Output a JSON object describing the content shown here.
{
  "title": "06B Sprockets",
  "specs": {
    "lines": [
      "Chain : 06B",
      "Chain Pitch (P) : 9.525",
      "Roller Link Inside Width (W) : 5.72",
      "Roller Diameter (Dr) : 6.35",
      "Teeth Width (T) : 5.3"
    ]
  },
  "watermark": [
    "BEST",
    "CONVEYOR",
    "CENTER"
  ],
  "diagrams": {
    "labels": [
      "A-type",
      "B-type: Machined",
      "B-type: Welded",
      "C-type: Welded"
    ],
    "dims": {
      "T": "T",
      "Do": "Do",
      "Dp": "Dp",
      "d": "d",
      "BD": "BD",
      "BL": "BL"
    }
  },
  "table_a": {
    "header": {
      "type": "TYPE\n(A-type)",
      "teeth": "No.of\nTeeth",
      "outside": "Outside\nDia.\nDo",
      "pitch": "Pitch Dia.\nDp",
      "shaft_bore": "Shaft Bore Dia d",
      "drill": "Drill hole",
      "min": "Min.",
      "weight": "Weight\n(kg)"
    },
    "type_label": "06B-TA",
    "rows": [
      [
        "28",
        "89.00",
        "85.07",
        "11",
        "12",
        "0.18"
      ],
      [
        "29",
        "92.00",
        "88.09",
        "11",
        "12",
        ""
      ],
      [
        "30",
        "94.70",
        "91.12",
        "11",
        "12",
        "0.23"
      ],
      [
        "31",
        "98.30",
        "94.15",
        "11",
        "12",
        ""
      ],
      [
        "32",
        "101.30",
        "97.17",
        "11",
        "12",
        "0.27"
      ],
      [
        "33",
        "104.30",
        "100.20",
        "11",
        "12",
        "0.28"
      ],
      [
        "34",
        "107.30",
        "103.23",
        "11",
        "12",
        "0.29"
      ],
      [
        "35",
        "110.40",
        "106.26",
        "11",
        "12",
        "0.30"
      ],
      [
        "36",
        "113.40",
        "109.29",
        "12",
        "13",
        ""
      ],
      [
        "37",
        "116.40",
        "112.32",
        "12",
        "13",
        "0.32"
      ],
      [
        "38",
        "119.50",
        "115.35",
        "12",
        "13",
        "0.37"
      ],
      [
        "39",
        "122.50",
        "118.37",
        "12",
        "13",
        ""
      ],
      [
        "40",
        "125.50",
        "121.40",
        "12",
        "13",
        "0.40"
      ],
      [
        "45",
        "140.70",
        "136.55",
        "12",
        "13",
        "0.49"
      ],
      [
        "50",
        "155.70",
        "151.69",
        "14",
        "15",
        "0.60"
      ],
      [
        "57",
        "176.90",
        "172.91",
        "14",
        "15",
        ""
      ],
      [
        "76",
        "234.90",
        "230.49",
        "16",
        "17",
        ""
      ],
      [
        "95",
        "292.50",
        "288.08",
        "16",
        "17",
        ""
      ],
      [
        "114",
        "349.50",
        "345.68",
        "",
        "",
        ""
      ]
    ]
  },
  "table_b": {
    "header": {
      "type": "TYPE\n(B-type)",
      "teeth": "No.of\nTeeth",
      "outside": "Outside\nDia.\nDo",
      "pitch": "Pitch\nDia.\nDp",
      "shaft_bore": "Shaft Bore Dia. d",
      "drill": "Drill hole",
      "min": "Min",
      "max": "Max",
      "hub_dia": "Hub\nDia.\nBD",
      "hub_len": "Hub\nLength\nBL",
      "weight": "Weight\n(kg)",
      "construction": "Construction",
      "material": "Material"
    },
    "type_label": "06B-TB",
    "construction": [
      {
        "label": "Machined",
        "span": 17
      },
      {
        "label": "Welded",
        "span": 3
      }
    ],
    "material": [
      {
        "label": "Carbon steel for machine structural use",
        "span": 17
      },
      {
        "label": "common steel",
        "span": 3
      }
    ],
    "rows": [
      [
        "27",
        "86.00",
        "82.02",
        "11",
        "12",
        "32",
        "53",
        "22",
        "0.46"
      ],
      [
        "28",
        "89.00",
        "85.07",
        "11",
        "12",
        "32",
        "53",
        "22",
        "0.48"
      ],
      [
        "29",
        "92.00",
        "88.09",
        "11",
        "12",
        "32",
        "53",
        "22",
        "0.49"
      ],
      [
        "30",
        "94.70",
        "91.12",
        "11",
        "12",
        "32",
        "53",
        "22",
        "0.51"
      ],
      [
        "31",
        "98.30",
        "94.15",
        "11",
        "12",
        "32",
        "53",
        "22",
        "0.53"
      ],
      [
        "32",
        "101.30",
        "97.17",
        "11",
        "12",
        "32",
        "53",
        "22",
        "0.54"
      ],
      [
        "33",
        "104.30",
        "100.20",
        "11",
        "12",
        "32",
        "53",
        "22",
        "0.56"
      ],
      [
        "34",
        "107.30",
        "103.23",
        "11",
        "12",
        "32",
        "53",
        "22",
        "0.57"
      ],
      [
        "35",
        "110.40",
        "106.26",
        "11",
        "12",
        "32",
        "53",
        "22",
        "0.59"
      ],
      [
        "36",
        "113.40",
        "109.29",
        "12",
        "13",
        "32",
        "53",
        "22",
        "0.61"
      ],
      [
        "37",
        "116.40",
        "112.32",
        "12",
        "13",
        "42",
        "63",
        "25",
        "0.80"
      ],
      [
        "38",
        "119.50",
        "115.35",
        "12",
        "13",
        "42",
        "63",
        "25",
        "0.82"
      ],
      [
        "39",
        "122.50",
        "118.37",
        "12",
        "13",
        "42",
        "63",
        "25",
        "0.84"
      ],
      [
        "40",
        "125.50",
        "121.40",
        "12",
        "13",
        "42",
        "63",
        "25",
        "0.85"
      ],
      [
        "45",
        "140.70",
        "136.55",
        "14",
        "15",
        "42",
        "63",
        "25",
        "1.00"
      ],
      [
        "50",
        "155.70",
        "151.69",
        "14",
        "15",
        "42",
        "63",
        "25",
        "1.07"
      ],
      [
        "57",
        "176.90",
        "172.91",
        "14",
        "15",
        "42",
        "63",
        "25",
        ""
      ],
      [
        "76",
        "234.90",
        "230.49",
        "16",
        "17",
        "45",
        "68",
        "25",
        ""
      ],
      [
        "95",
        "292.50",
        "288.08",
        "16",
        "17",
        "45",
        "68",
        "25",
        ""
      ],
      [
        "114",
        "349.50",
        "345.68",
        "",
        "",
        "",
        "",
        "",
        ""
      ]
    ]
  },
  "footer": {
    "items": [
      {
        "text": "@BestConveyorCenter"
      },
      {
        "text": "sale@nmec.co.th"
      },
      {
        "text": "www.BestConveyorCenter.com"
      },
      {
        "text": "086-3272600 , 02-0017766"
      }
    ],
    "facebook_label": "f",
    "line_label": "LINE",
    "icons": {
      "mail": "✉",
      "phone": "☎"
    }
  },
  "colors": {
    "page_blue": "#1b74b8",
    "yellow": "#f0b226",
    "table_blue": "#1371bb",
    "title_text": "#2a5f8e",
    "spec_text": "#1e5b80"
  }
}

┄┄┄┄┄┄┄┄┄┄┄┄┄┄┄┄┄┄┄┄

**EXERCISE**
Using the material above, print every entry exactly as written.

**THE REPLY**
Output a JSON object describing the content shown here.
{
  "title": "06B Sprockets",
  "specs": {
    "lines": [
      "Chain : 06B",
      "Chain Pitch (P) : 9.525",
      "Roller Link Inside Width (W) : 5.72",
      "Roller Diameter (Dr) : 6.35",
      "Teeth Width (T) : 5.3"
    ]
  },
  "watermark": [
    "BEST",
    "CONVEYOR",
    "CENTER"
  ],
  "diagrams": {
    "labels": [
      "A-type",
      "B-type: Machined",
      "B-type: Welded",
      "C-type: Welded"
    ],
    "dims": {
      "T": "T",
      "Do": "Do",
      "Dp": "Dp",
      "d": "d",
      "BD": "BD",
      "BL": "BL"
    }
  },
  "table_a": {
    "header": {
      "type": "TYPE\n(A-type)",
      "teeth": "No.of\nTeeth",
      "outside": "Outside\nDia.\nDo",
      "pitch": "Pitch Dia.\nDp",
      "shaft_bore": "Shaft Bore Dia d",
      "drill": "Drill hole",
      "min": "Min.",
      "weight": "Weight\n(kg)"
    },
    "type_label": "06B-TA",
    "rows": [
      [
        "28",
        "89.00",
        "85.07",
        "11",
        "12",
        "0.18"
      ],
      [
        "29",
        "92.00",
        "88.09",
        "11",
        "12",
        ""
      ],
      [
        "30",
        "94.70",
        "91.12",
        "11",
        "12",
        "0.23"
      ],
      [
        "31",
        "98.30",
        "94.15",
        "11",
        "12",
        ""
      ],
      [
        "32",
        "101.30",
        "97.17",
        "11",
        "12",
        "0.27"
      ],
      [
        "33",
        "104.30",
        "100.20",
        "11",
        "12",
        "0.28"
      ],
      [
        "34",
        "107.30",
        "103.23",
        "11",
        "12",
        "0.29"
      ],
      [
        "35",
        "110.40",
        "106.26",
        "11",
        "12",
        "0.30"
      ],
      [
        "36",
        "113.40",
        "109.29",
        "12",
        "13",
        ""
      ],
      [
        "37",
        "116.40",
        "112.32",
        "12",
        "13",
        "0.32"
      ],
      [
        "38",
        "119.50",
        "115.35",
        "12",
        "13",
        "0.37"
      ],
      [
        "39",
        "122.50",
        "118.37",
        "12",
        "13",
        ""
      ],
      [
        "40",
        "125.50",
        "121.40",
        "12",
        "13",
        "0.40"
      ],
      [
        "45",
        "140.70",
        "136.55",
        "12",
        "13",
        "0.49"
      ],
      [
        "50",
        "155.70",
        "151.69",
        "14",
        "15",
        "0.60"
      ],
      [
        "57",
        "176.90",
        "172.91",
        "14",
        "15",
        ""
      ],
      [
        "76",
        "234.90",
        "230.49",
        "16",
        "17",
        ""
      ],
      [
        "95",
        "292.50",
        "288.08",
        "16",
        "17",
        ""
      ],
      [
        "114",
        "349.50",
        "345.68",
        "",
        "",
        ""
      ]
    ]
  },
  "table_b": {
    "header": {
      "type": "TYPE\n(B-type)",
      "teeth": "No.of\nTeeth",
      "outside": "Outside\nDia.\nDo",
      "pitch": "Pitch\nDia.\nDp",
      "shaft_bore": "Shaft Bore Dia. d",
      "drill": "Drill hole",
      "min": "Min",
      "max": "Max",
      "hub_dia": "Hub\nDia.\nBD",
      "hub_len": "Hub\nLength\nBL",
      "weight": "Weight\n(kg)",
      "construction": "Construction",
      "material": "Material"
    },
    "type_label": "06B-TB",
    "construction": [
      {
        "label": "Machined",
        "span": 17
      },
      {
        "label": "Welded",
        "span": 3
      }
    ],
    "material": [
      {
        "label": "Carbon steel for machine structural use",
        "span": 17
      },
      {
        "label": "common steel",
        "span": 3
      }
    ],
    "rows": [
      [
        "27",
        "86.00",
        "82.02",
        "11",
        "12",
        "32",
        "53",
        "22",
        "0.46"
      ],
      [
        "28",
        "89.00",
        "85.07",
        "11",
        "12",
        "32",
        "53",
        "22",
        "0.48"
      ],
      [
        "29",
        "92.00",
        "88.09",
        "11",
        "12",
        "32",
        "53",
        "22",
        "0.49"
      ],
      [
        "30",
        "94.70",
        "91.12",
        "11",
        "12",
        "32",
        "53",
        "22",
        "0.51"
      ],
      [
        "31",
        "98.30",
        "94.15",
        "11",
        "12",
        "32",
        "53",
        "22",
        "0.53"
      ],
      [
        "32",
        "101.30",
        "97.17",
        "11",
        "12",
        "32",
        "53",
        "22",
        "0.54"
      ],
      [
        "33",
        "104.30",
        "100.20",
        "11",
        "12",
        "32",
        "53",
        "22",
        "0.56"
      ],
      [
        "34",
        "107.30",
        "103.23",
        "11",
        "12",
        "32",
        "53",
        "22",
        "0.57"
      ],
      [
        "35",
        "110.40",
        "106.26",
        "11",
        "12",
        "32",
        "53",
        "22",
        "0.59"
      ],
      [
        "36",
        "113.40",
        "109.29",
        "12",
        "13",
        "32",
        "53",
        "22",
        "0.61"
      ],
      [
        "37",
        "116.40",
        "112.32",
        "12",
        "13",
        "42",
        "63",
        "25",
        "0.80"
      ],
      [
        "38",
        "119.50",
        "115.35",
        "12",
        "13",
        "42",
        "63",
        "25",
        "0.82"
      ],
      [
        "39",
        "122.50",
        "118.37",
        "12",
        "13",
        "42",
        "63",
        "25",
        "0.84"
      ],
      [
        "40",
        "125.50",
        "121.40",
        "12",
        "13",
        "42",
        "63",
        "25",
        "0.85"
      ],
      [
        "45",
        "140.70",
        "136.55",
        "14",
        "15",
        "42",
        "63",
        "25",
        "1.00"
      ],
      [
        "50",
        "155.70",
        "151.69",
        "14",
        "15",
        "42",
        "63",
        "25",
        "1.07"
      ],
      [
        "57",
        "176.90",
        "172.91",
        "14",
        "15",
        "42",
        "63",
        "25",
        ""
      ],
      [
        "76",
        "234.90",
        "230.49",
        "16",
        "17",
        "45",
        "68",
        "25",
        ""
      ],
      [
        "95",
        "292.50",
        "288.08",
        "16",
        "17",
        "45",
        "68",
        "25",
        ""
      ],
      [
        "114",
        "349.50",
        "345.68",
        "",
        "",
        "",
        "",
        "",
        ""
      ]
    ]
  },
  "footer": {
    "items": [
      {
        "text": "@BestConveyorCenter"
      },
      {
        "text": "sale@nmec.co.th"
      },
      {
        "text": "www.BestConveyorCenter.com"
      },
      {
        "text": "086-3272600 , 02-0017766"
      }
    ],
    "facebook_label": "f",
    "line_label": "LINE",
    "icons": {
      "mail": "✉",
      "phone": "☎"
    }
  },
  "colors": {
    "page_blue": "#1b74b8",
    "yellow": "#f0b226",
    "table_blue": "#1371bb",
    "title_text": "#2a5f8e",
    "spec_text": "#1e5b80"
  }
}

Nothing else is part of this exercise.